## Task requirements
Extract all of the entries and set them down verbatim.
# # # #
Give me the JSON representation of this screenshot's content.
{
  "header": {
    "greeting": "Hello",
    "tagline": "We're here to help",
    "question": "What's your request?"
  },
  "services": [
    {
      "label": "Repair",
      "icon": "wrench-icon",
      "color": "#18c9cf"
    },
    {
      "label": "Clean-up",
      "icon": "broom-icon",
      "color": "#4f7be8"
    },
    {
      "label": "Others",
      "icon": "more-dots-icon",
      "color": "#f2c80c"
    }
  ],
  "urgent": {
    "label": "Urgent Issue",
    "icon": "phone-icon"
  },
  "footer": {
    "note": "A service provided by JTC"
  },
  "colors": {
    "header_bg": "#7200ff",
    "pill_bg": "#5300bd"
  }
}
# # # #
## Final result
Give me the JSON representation of this screenshot's content.
{
  "header": {
    "greeting": "Hello",
    "tagline": "We're here to help",
    "question": "What's your request?"
  },
  "services": [
    {
      "label": "Repair",
      "icon": "wrench-icon",
      "color": "#18c9cf"
    },
    {
      "label": "Clean-up",
      "icon": "broom-icon",
      "color": "#4f7be8"
    },
    {
      "label": "Others",
      "icon": "more-dots-icon",
      "color": "#f2c80c"
    }
  ],
  "urgent": {
    "label": "Urgent Issue",
    "icon": "phone-icon"
  },
  "footer": {
    "note": "A service provided by JTC"
  },
  "colors": {
    "header_bg": "#7200ff",
    "pill_bg": "#5300bd"
  }
}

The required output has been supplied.